## begin Exercise inputs
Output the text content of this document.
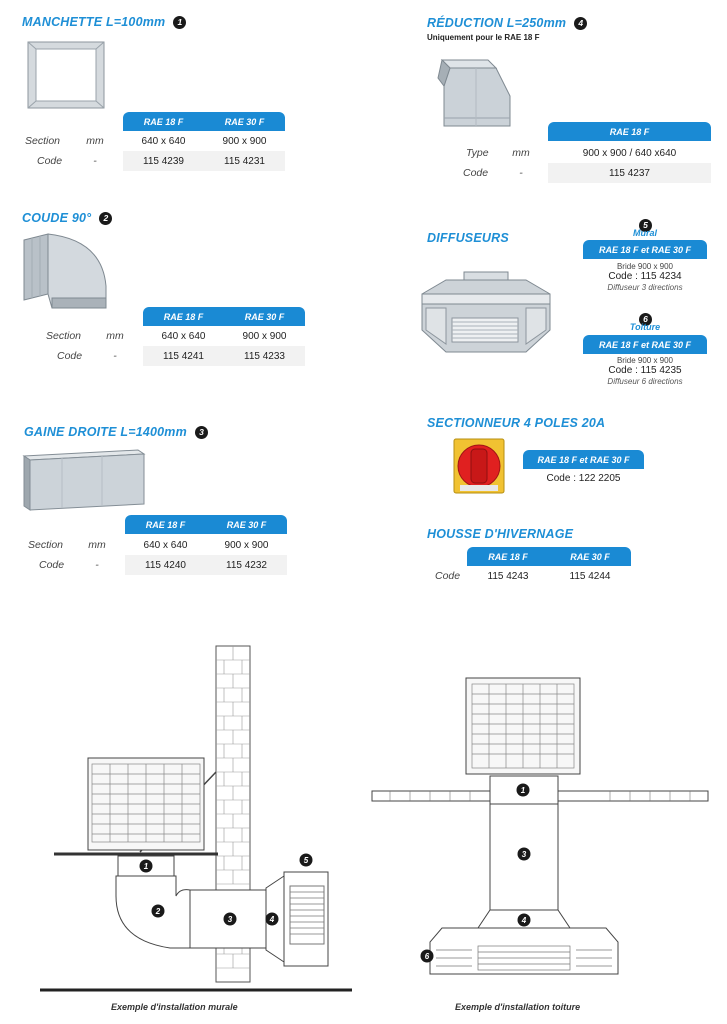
MANCHETTE L=100mm 1
RAE 18 F	RAE 30 F
Section	mm	640 x 640	900 x 900
Code	-	115 4239	115 4231
COUDE 90° 2
RAE 18 F	RAE 30 F
Section	mm	640 x 640	900 x 900
Code	-	115 4241	115 4233
GAINE DROITE L=1400mm 3
RAE 18 F	RAE 30 F
Section	mm	640 x 640	900 x 900
Code	-	115 4240	115 4232
RÉDUCTION L=250mm 4
Uniquement pour le RAE 18 F
RAE 18 F
Type	mm	900 x 900 / 640 x640
Code	-	115 4237
DIFFUSEURS
5
Mural
RAE 18 F et RAE 30 F
Bride 900 x 900
Code : 115 4234
Diffuseur 3 directions
6
Toiture
RAE 18 F et RAE 30 F
Bride 900 x 900
Code : 115 4235
Diffuseur 6 directions
SECTIONNEUR 4 POLES 20A
RAE 18 F et RAE 30 F
Code : 122 2205
HOUSSE D'HIVERNAGE
RAE 18 F	RAE 30 F
Code	115 4243	115 4244
1
2
3	4
5
Exemple d'installation murale
1
3
4
6
Exemple d'installation toiture
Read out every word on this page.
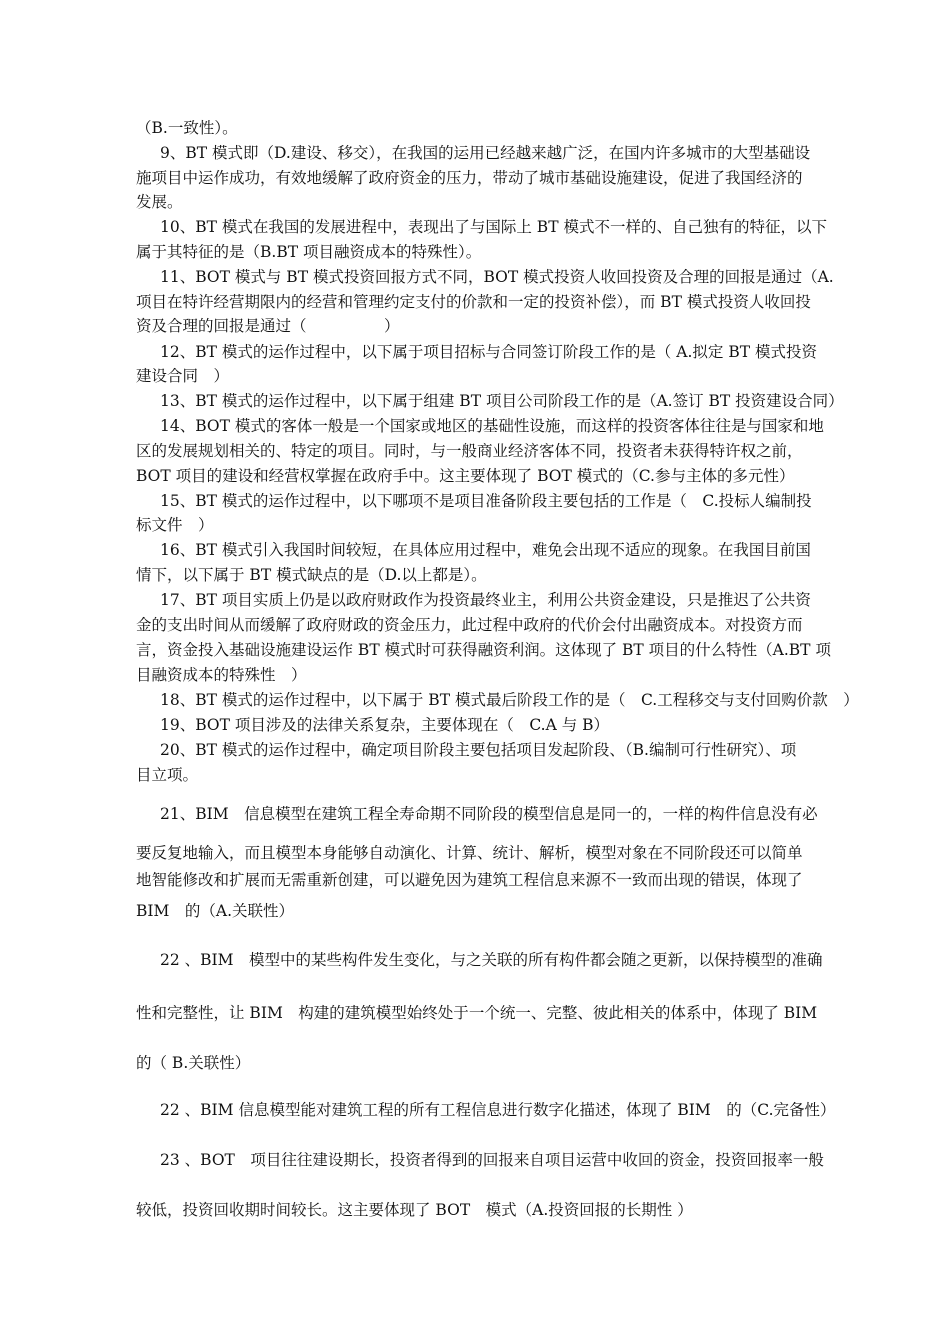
（B.一致性）。

9、BT 模式即（D.建设、移交），在我国的运用已经越来越广泛，在国内许多城市的大型基础设

施项目中运作成功，有效地缓解了政府资金的压力，带动了城市基础设施建设，促进了我国经济的

发展。

10、BT 模式在我国的发展进程中，表现出了与国际上 BT 模式不一样的、自己独有的特征，以下

属于其特征的是（B.BT 项目融资成本的特殊性）。

11、BOT 模式与 BT 模式投资回报方式不同，BOT 模式投资人收回投资及合理的回报是通过（A.

项目在特许经营期限内的经营和管理约定支付的价款和一定的投资补偿），而 BT 模式投资人收回投

资及合理的回报是通过（　　　　　）

12、BT 模式的运作过程中，以下属于项目招标与合同签订阶段工作的是（ A.拟定 BT 模式投资

建设合同　）

13、BT 模式的运作过程中，以下属于组建 BT 项目公司阶段工作的是（A.签订 BT 投资建设合同）

14、BOT 模式的客体一般是一个国家或地区的基础性设施，而这样的投资客体往往是与国家和地

区的发展规划相关的、特定的项目。同时，与一般商业经济客体不同，投资者未获得特许权之前，

BOT 项目的建设和经营权掌握在政府手中。这主要体现了 BOT 模式的（C.参与主体的多元性）

15、BT 模式的运作过程中，以下哪项不是项目准备阶段主要包括的工作是（　C.投标人编制投

标文件　）

16、BT 模式引入我国时间较短，在具体应用过程中，难免会出现不适应的现象。在我国目前国

情下，以下属于 BT 模式缺点的是（D.以上都是）。

17、BT 项目实质上仍是以政府财政作为投资最终业主，利用公共资金建设，只是推迟了公共资

金的支出时间从而缓解了政府财政的资金压力，此过程中政府的代价会付出融资成本。对投资方而

言，资金投入基础设施建设运作 BT 模式时可获得融资利润。这体现了 BT 项目的什么特性（A.BT 项

目融资成本的特殊性　）

18、BT 模式的运作过程中，以下属于 BT 模式最后阶段工作的是（　C.工程移交与支付回购价款　）

19、BOT 项目涉及的法律关系复杂，主要体现在（　C.A 与 B）

20、BT 模式的运作过程中，确定项目阶段主要包括项目发起阶段、（B.编制可行性研究）、项

目立项。

21、BIM　信息模型在建筑工程全寿命期不同阶段的模型信息是同一的，一样的构件信息没有必

要反复地输入，而且模型本身能够自动演化、计算、统计、解析，模型对象在不同阶段还可以简单

地智能修改和扩展而无需重新创建，可以避免因为建筑工程信息来源不一致而出现的错误，体现了

BIM　的（A.关联性）

22 、BIM　模型中的某些构件发生变化，与之关联的所有构件都会随之更新，以保持模型的准确

性和完整性，让 BIM　构建的建筑模型始终处于一个统一、完整、彼此相关的体系中，体现了 BIM

的（ B.关联性）

22 、BIM 信息模型能对建筑工程的所有工程信息进行数字化描述，体现了 BIM　的（C.完备性）

23 、BOT　项目往往建设期长，投资者得到的回报来自项目运营中收回的资金，投资回报率一般

较低，投资回收期时间较长。这主要体现了 BOT　模式（A.投资回报的长期性 ）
## end Exercise inputs
## [What the task asks]
In the lines above, find each one with "这主要体现了" and list it.

## [Exercise answer]
BOT 项目的建设和经营权掌握在政府手中。这主要体现了 BOT 模式的（C.参与主体的多元性）
较低，投资回收期时间较长。这主要体现了 BOT　模式（A.投资回报的长期性 ）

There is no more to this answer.